WRITTEN TASK: Write out the listing below in full and exactly, leaving out every picture.

━━━ DATA PROVIDED

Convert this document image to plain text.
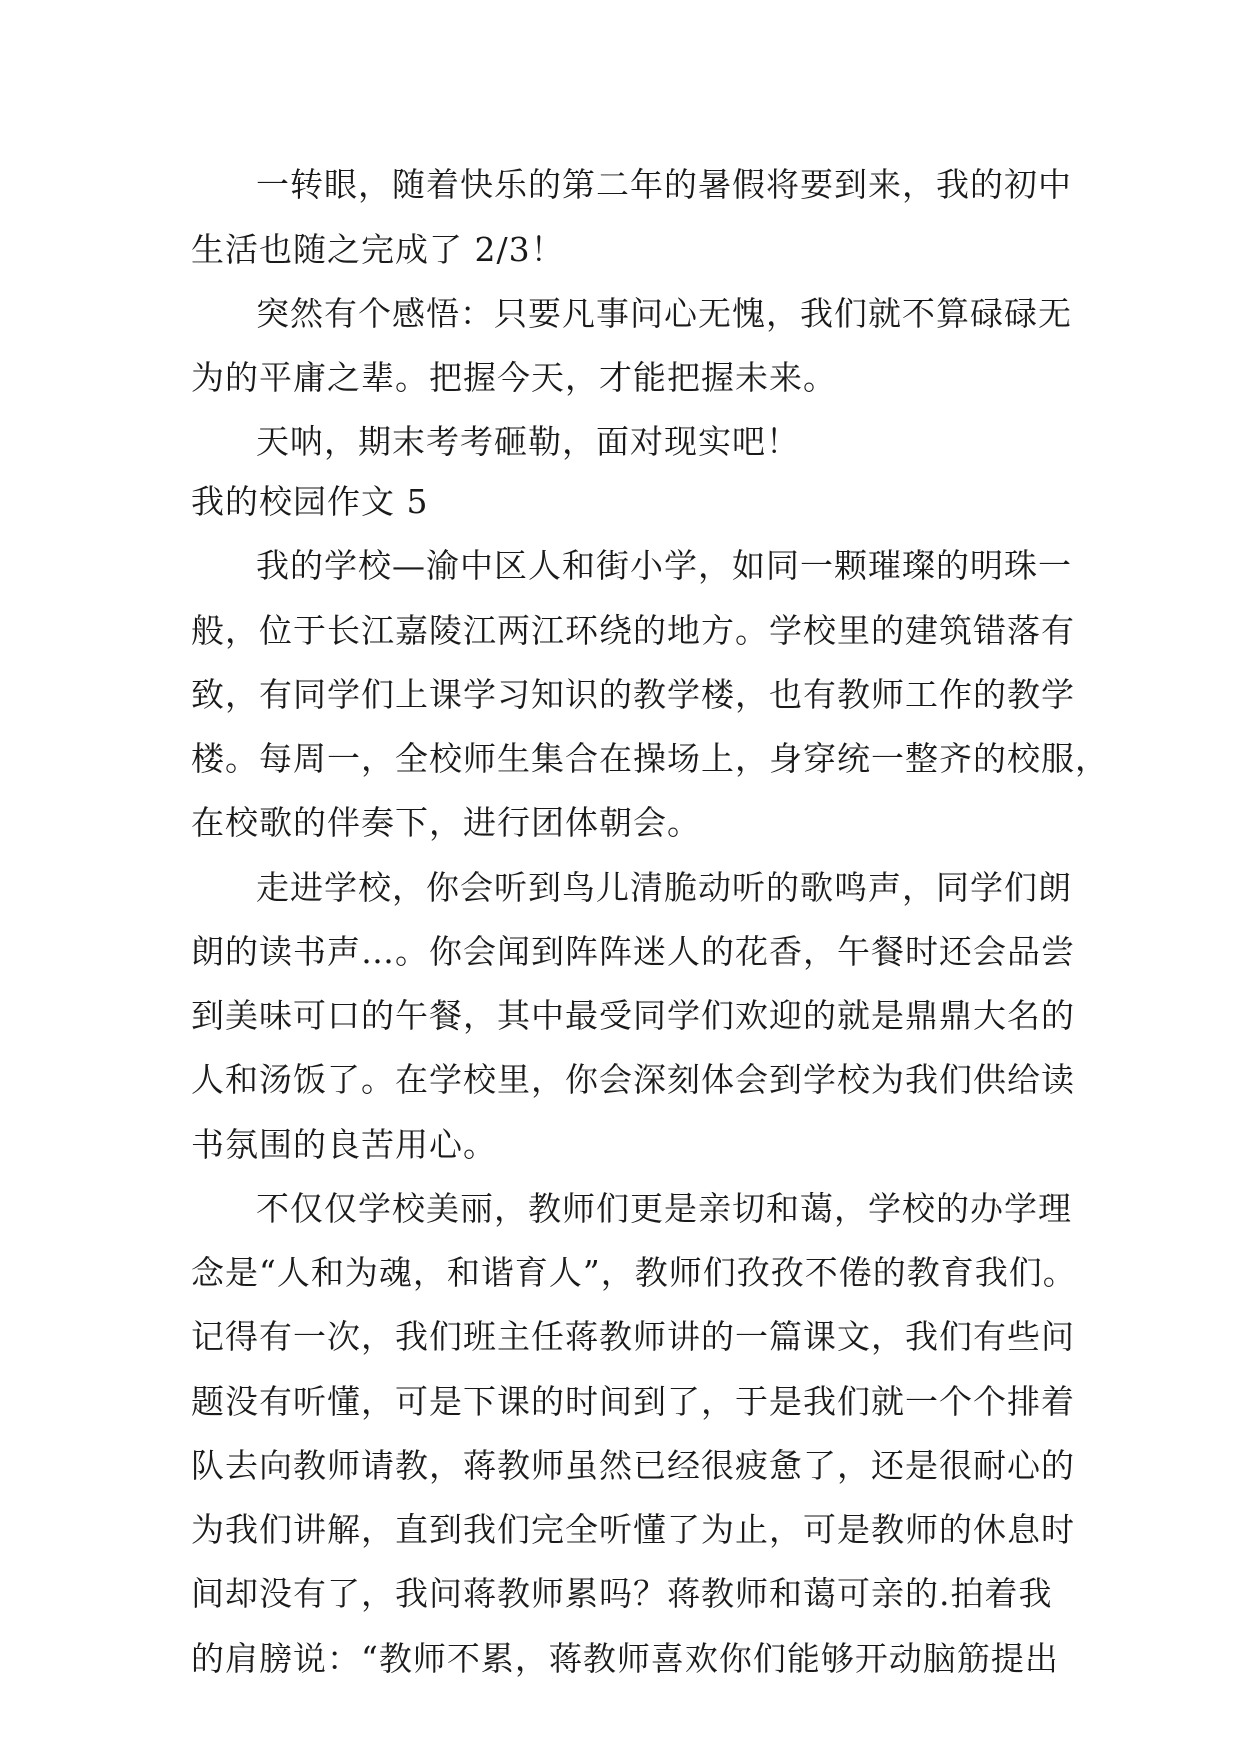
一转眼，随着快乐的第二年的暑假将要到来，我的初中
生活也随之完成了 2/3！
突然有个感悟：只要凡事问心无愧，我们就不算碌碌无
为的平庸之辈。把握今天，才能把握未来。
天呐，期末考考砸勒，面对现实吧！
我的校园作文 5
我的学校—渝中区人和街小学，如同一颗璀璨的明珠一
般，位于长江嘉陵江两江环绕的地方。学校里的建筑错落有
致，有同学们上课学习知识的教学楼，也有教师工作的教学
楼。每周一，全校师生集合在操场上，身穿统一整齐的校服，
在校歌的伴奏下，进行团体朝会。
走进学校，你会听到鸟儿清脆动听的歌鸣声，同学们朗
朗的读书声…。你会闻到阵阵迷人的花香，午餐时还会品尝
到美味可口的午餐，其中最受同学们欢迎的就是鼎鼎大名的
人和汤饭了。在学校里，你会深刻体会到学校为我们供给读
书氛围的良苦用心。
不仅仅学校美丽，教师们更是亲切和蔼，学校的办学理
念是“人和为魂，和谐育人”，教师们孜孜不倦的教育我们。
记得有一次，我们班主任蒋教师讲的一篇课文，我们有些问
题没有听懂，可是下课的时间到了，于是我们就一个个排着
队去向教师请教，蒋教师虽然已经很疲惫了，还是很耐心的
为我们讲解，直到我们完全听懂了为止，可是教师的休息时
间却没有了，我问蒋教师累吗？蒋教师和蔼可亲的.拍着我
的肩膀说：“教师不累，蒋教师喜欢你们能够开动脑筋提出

━━━━━━

THE OUTPUT:
Convert this document image to plain text.
一转眼，随着快乐的第二年的暑假将要到来，我的初中
生活也随之完成了 2/3！
突然有个感悟：只要凡事问心无愧，我们就不算碌碌无
为的平庸之辈。把握今天，才能把握未来。
天呐，期末考考砸勒，面对现实吧！
我的校园作文 5
我的学校—渝中区人和街小学，如同一颗璀璨的明珠一
般，位于长江嘉陵江两江环绕的地方。学校里的建筑错落有
致，有同学们上课学习知识的教学楼，也有教师工作的教学
楼。每周一，全校师生集合在操场上，身穿统一整齐的校服，
在校歌的伴奏下，进行团体朝会。
走进学校，你会听到鸟儿清脆动听的歌鸣声，同学们朗
朗的读书声…。你会闻到阵阵迷人的花香，午餐时还会品尝
到美味可口的午餐，其中最受同学们欢迎的就是鼎鼎大名的
人和汤饭了。在学校里，你会深刻体会到学校为我们供给读
书氛围的良苦用心。
不仅仅学校美丽，教师们更是亲切和蔼，学校的办学理
念是“人和为魂，和谐育人”，教师们孜孜不倦的教育我们。
记得有一次，我们班主任蒋教师讲的一篇课文，我们有些问
题没有听懂，可是下课的时间到了，于是我们就一个个排着
队去向教师请教，蒋教师虽然已经很疲惫了，还是很耐心的
为我们讲解，直到我们完全听懂了为止，可是教师的休息时
间却没有了，我问蒋教师累吗？蒋教师和蔼可亲的.拍着我
的肩膀说：“教师不累，蒋教师喜欢你们能够开动脑筋提出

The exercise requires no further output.